### [Goal of the exercise]
Leave out the pictures and repeat the data exactly.
═════ Extracted information
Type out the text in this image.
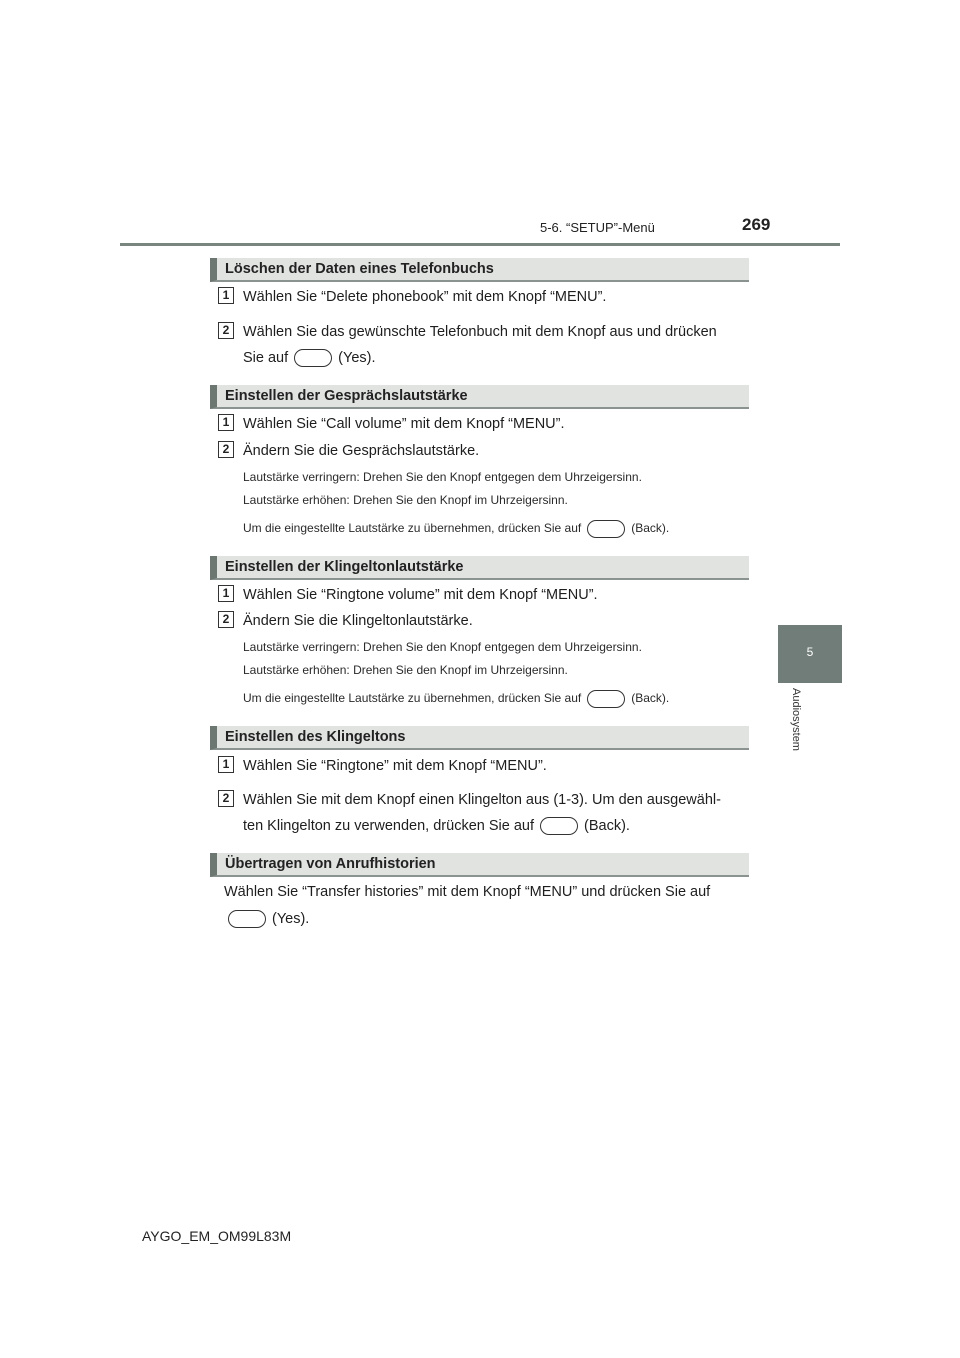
5-6. “SETUP”-Menü	269
5
Audiosystem
Löschen der Daten eines Telefonbuchs
1 Wählen Sie “Delete phonebook” mit dem Knopf “MENU”.
2 Wählen Sie das gewünschte Telefonbuch mit dem Knopf aus und drücken
Sie auf	(Yes).
Einstellen der Gesprächslautstärke
1 Wählen Sie “Call volume” mit dem Knopf “MENU”.
2 Ändern Sie die Gesprächslautstärke.
Lautstärke verringern: Drehen Sie den Knopf entgegen dem Uhrzeigersinn.
Lautstärke erhöhen: Drehen Sie den Knopf im Uhrzeigersinn.
Um die eingestellte Lautstärke zu übernehmen, drücken Sie auf	(Back).
Einstellen der Klingeltonlautstärke
1 Wählen Sie “Ringtone volume” mit dem Knopf “MENU”.
2 Ändern Sie die Klingeltonlautstärke.
Lautstärke verringern: Drehen Sie den Knopf entgegen dem Uhrzeigersinn.
Lautstärke erhöhen: Drehen Sie den Knopf im Uhrzeigersinn.
Um die eingestellte Lautstärke zu übernehmen, drücken Sie auf	(Back).
Einstellen des Klingeltons
1 Wählen Sie “Ringtone” mit dem Knopf “MENU”.
2 Wählen Sie mit dem Knopf einen Klingelton aus (1-3). Um den ausgewähl-
ten Klingelton zu verwenden, drücken Sie auf	(Back).
Übertragen von Anrufhistorien
Wählen Sie “Transfer histories” mit dem Knopf “MENU” und drücken Sie auf
(Yes).
AYGO_EM_OM99L83M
══════════
### [Solution below]
Type out the text in this image.
5-6. “SETUP”-Menü	269
5
Audiosystem
Löschen der Daten eines Telefonbuchs
1 Wählen Sie “Delete phonebook” mit dem Knopf “MENU”.
2 Wählen Sie das gewünschte Telefonbuch mit dem Knopf aus und drücken
Sie auf	(Yes).
Einstellen der Gesprächslautstärke
1 Wählen Sie “Call volume” mit dem Knopf “MENU”.
2 Ändern Sie die Gesprächslautstärke.
Lautstärke verringern: Drehen Sie den Knopf entgegen dem Uhrzeigersinn.
Lautstärke erhöhen: Drehen Sie den Knopf im Uhrzeigersinn.
Um die eingestellte Lautstärke zu übernehmen, drücken Sie auf	(Back).
Einstellen der Klingeltonlautstärke
1 Wählen Sie “Ringtone volume” mit dem Knopf “MENU”.
2 Ändern Sie die Klingeltonlautstärke.
Lautstärke verringern: Drehen Sie den Knopf entgegen dem Uhrzeigersinn.
Lautstärke erhöhen: Drehen Sie den Knopf im Uhrzeigersinn.
Um die eingestellte Lautstärke zu übernehmen, drücken Sie auf	(Back).
Einstellen des Klingeltons
1 Wählen Sie “Ringtone” mit dem Knopf “MENU”.
2 Wählen Sie mit dem Knopf einen Klingelton aus (1-3). Um den ausgewähl-
ten Klingelton zu verwenden, drücken Sie auf	(Back).
Übertragen von Anrufhistorien
Wählen Sie “Transfer histories” mit dem Knopf “MENU” und drücken Sie auf
(Yes).
AYGO_EM_OM99L83M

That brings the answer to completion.